Copy each line of the data below exactly, leaving out pictures.

— Start of The input —

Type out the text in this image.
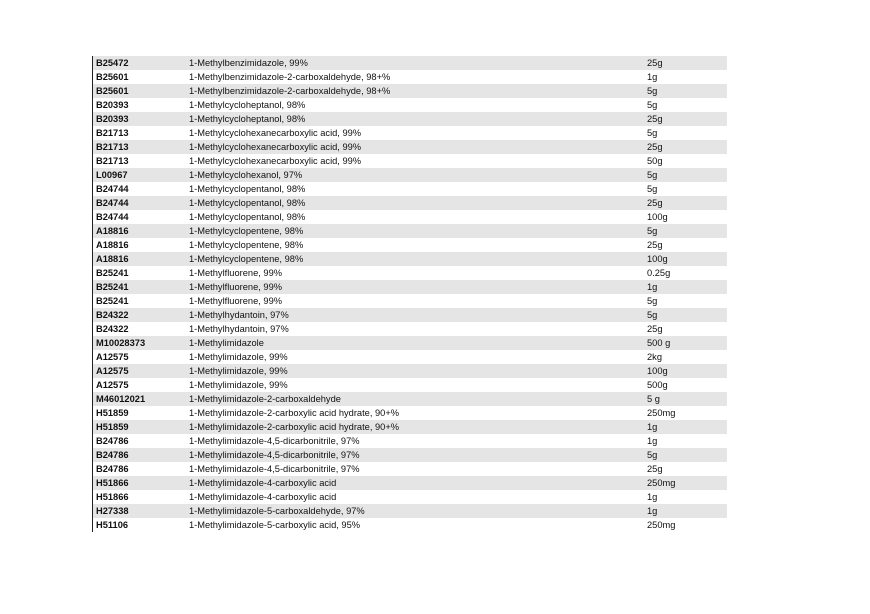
B25472	1-Methylbenzimidazole, 99%	25g
B25601	1-Methylbenzimidazole-2-carboxaldehyde, 98+%	1g
B25601	1-Methylbenzimidazole-2-carboxaldehyde, 98+%	5g
B20393	1-Methylcycloheptanol, 98%	5g
B20393	1-Methylcycloheptanol, 98%	25g
B21713	1-Methylcyclohexanecarboxylic acid, 99%	5g
B21713	1-Methylcyclohexanecarboxylic acid, 99%	25g
B21713	1-Methylcyclohexanecarboxylic acid, 99%	50g
L00967	1-Methylcyclohexanol, 97%	5g
B24744	1-Methylcyclopentanol, 98%	5g
B24744	1-Methylcyclopentanol, 98%	25g
B24744	1-Methylcyclopentanol, 98%	100g
A18816	1-Methylcyclopentene, 98%	5g
A18816	1-Methylcyclopentene, 98%	25g
A18816	1-Methylcyclopentene, 98%	100g
B25241	1-Methylfluorene, 99%	0.25g
B25241	1-Methylfluorene, 99%	1g
B25241	1-Methylfluorene, 99%	5g
B24322	1-Methylhydantoin, 97%	5g
B24322	1-Methylhydantoin, 97%	25g
M10028373	1-Methylimidazole	500 g
A12575	1-Methylimidazole, 99%	2kg
A12575	1-Methylimidazole, 99%	100g
A12575	1-Methylimidazole, 99%	500g
M46012021	1-Methylimidazole-2-carboxaldehyde	5 g
H51859	1-Methylimidazole-2-carboxylic acid hydrate, 90+%	250mg
H51859	1-Methylimidazole-2-carboxylic acid hydrate, 90+%	1g
B24786	1-Methylimidazole-4,5-dicarbonitrile, 97%	1g
B24786	1-Methylimidazole-4,5-dicarbonitrile, 97%	5g
B24786	1-Methylimidazole-4,5-dicarbonitrile, 97%	25g
H51866	1-Methylimidazole-4-carboxylic acid	250mg
H51866	1-Methylimidazole-4-carboxylic acid	1g
H27338	1-Methylimidazole-5-carboxaldehyde, 97%	1g
H51106	1-Methylimidazole-5-carboxylic acid, 95%	250mg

— End of The input —

Output =
Type out the text in this image.
B25472	1-Methylbenzimidazole, 99%	25g
B25601	1-Methylbenzimidazole-2-carboxaldehyde, 98+%	1g
B25601	1-Methylbenzimidazole-2-carboxaldehyde, 98+%	5g
B20393	1-Methylcycloheptanol, 98%	5g
B20393	1-Methylcycloheptanol, 98%	25g
B21713	1-Methylcyclohexanecarboxylic acid, 99%	5g
B21713	1-Methylcyclohexanecarboxylic acid, 99%	25g
B21713	1-Methylcyclohexanecarboxylic acid, 99%	50g
L00967	1-Methylcyclohexanol, 97%	5g
B24744	1-Methylcyclopentanol, 98%	5g
B24744	1-Methylcyclopentanol, 98%	25g
B24744	1-Methylcyclopentanol, 98%	100g
A18816	1-Methylcyclopentene, 98%	5g
A18816	1-Methylcyclopentene, 98%	25g
A18816	1-Methylcyclopentene, 98%	100g
B25241	1-Methylfluorene, 99%	0.25g
B25241	1-Methylfluorene, 99%	1g
B25241	1-Methylfluorene, 99%	5g
B24322	1-Methylhydantoin, 97%	5g
B24322	1-Methylhydantoin, 97%	25g
M10028373	1-Methylimidazole	500 g
A12575	1-Methylimidazole, 99%	2kg
A12575	1-Methylimidazole, 99%	100g
A12575	1-Methylimidazole, 99%	500g
M46012021	1-Methylimidazole-2-carboxaldehyde	5 g
H51859	1-Methylimidazole-2-carboxylic acid hydrate, 90+%	250mg
H51859	1-Methylimidazole-2-carboxylic acid hydrate, 90+%	1g
B24786	1-Methylimidazole-4,5-dicarbonitrile, 97%	1g
B24786	1-Methylimidazole-4,5-dicarbonitrile, 97%	5g
B24786	1-Methylimidazole-4,5-dicarbonitrile, 97%	25g
H51866	1-Methylimidazole-4-carboxylic acid	250mg
H51866	1-Methylimidazole-4-carboxylic acid	1g
H27338	1-Methylimidazole-5-carboxaldehyde, 97%	1g
H51106	1-Methylimidazole-5-carboxylic acid, 95%	250mg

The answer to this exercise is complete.